Work required ::
Repeat, exactly and completely, the entries shown underneath.

#####

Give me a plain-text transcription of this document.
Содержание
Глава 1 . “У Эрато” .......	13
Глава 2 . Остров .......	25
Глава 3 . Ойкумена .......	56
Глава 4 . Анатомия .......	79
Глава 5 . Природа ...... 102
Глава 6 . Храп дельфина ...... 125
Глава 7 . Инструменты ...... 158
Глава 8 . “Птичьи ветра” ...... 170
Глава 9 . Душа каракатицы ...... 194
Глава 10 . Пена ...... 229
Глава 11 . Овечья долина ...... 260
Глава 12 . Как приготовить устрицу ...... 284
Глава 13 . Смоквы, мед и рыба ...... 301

#####

Task output ::
Give me a plain-text transcription of this document.
Содержание
Глава 1 . “У Эрато” .......	13
Глава 2 . Остров .......	25
Глава 3 . Ойкумена .......	56
Глава 4 . Анатомия .......	79
Глава 5 . Природа ...... 102
Глава 6 . Храп дельфина ...... 125
Глава 7 . Инструменты ...... 158
Глава 8 . “Птичьи ветра” ...... 170
Глава 9 . Душа каракатицы ...... 194
Глава 10 . Пена ...... 229
Глава 11 . Овечья долина ...... 260
Глава 12 . Как приготовить устрицу ...... 284
Глава 13 . Смоквы, мед и рыба ...... 301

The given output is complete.